■ What you should do: Copy out every line in which the string "第十五期" occurs.

■ Record list:

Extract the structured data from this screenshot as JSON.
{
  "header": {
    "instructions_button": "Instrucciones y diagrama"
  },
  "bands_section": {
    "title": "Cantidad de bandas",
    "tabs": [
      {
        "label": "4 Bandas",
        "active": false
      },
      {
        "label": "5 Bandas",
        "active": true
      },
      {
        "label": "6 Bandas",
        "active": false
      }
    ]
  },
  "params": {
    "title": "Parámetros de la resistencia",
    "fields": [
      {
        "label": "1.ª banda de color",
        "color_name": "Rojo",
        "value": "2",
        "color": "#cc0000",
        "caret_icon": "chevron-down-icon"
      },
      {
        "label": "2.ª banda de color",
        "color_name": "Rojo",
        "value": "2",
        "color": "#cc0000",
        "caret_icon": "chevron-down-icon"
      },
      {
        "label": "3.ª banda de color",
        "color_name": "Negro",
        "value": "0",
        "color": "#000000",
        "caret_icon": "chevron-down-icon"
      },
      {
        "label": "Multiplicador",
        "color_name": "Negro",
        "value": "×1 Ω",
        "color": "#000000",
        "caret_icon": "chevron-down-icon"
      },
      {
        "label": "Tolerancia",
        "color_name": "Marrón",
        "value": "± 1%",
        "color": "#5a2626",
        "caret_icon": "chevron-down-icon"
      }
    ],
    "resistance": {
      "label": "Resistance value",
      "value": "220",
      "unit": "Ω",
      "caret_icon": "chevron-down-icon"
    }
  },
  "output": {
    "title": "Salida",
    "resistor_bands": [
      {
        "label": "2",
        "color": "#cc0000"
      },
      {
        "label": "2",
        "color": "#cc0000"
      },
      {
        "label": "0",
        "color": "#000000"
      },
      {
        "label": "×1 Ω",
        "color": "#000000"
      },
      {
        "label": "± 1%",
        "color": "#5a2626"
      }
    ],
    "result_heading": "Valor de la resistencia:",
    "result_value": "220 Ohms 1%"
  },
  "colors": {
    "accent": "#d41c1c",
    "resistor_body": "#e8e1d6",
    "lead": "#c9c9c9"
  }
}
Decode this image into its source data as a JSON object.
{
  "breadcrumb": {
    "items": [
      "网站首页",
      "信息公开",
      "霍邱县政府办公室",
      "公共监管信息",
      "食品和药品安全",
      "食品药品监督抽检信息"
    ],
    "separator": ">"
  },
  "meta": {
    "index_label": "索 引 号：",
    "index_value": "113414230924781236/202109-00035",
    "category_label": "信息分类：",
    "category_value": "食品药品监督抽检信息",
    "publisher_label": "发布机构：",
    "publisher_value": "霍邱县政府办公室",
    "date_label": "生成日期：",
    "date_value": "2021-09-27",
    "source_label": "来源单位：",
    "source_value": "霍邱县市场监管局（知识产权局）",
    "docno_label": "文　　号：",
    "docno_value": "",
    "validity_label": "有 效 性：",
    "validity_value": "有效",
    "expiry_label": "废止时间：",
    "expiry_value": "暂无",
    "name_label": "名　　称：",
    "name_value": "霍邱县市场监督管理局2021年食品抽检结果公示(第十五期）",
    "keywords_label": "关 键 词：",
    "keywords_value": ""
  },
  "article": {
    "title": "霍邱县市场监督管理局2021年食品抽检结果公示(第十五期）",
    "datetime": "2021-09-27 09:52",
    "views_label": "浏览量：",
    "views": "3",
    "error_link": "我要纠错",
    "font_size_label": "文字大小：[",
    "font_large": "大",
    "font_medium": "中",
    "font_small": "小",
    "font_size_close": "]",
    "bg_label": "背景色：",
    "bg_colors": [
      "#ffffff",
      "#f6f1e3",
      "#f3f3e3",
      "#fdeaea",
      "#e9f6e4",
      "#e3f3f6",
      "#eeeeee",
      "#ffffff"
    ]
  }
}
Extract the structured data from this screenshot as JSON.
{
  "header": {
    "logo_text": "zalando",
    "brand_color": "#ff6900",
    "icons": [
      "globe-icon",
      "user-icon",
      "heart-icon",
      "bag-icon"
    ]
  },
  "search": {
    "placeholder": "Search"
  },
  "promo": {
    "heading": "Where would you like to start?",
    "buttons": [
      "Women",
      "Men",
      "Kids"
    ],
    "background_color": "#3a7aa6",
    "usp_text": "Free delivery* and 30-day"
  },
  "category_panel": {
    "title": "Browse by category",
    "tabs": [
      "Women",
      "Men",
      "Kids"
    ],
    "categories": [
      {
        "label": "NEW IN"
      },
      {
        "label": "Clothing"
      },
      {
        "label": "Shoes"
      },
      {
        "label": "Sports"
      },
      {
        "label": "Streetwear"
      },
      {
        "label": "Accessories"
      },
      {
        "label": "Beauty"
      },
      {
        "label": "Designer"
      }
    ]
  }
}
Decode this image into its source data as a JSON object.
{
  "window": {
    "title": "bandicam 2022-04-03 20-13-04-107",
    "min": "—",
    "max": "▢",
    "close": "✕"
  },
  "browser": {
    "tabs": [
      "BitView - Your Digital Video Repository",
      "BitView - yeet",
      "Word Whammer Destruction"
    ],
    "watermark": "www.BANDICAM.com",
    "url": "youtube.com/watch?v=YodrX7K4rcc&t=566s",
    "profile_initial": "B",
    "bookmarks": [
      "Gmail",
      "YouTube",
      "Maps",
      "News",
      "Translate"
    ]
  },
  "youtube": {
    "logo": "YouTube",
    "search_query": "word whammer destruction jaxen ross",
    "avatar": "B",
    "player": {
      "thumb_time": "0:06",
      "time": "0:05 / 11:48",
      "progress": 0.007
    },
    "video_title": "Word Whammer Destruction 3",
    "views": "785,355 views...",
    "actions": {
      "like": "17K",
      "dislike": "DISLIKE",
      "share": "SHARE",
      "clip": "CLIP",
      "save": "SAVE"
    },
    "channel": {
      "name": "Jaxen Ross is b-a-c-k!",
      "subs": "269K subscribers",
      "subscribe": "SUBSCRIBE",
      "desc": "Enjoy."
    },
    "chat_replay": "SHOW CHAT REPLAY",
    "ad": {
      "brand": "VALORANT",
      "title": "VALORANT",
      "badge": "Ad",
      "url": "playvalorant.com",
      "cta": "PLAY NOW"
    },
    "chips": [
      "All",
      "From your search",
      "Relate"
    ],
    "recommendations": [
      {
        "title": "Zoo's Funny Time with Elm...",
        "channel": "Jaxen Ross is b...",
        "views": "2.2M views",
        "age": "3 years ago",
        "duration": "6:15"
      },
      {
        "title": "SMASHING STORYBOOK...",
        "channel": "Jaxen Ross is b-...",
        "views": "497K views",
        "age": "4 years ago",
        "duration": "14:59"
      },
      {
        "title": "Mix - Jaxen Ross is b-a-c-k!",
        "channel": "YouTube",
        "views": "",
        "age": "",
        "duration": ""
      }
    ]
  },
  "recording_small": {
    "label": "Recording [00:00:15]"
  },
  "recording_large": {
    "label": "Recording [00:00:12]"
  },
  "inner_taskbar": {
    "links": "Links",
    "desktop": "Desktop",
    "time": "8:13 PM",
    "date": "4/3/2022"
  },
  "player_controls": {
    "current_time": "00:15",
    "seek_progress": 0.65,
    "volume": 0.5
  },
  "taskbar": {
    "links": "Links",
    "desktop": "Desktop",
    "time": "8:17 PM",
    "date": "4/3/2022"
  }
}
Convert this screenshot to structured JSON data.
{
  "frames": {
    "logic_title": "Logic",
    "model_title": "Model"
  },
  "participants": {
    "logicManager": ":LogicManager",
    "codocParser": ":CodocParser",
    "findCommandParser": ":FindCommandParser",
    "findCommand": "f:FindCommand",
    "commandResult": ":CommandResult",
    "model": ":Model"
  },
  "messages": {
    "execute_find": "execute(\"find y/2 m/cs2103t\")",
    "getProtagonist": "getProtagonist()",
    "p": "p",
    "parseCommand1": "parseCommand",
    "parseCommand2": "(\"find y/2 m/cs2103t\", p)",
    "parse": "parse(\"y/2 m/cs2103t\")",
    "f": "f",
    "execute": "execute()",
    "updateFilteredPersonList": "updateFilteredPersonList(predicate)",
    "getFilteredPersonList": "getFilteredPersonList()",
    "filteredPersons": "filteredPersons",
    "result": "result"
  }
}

■ Output for this exercise:
    "name_value": "霍邱县市场监督管理局2021年食品抽检结果公示(第十五期）",
    "title": "霍邱县市场监督管理局2021年食品抽检结果公示(第十五期）",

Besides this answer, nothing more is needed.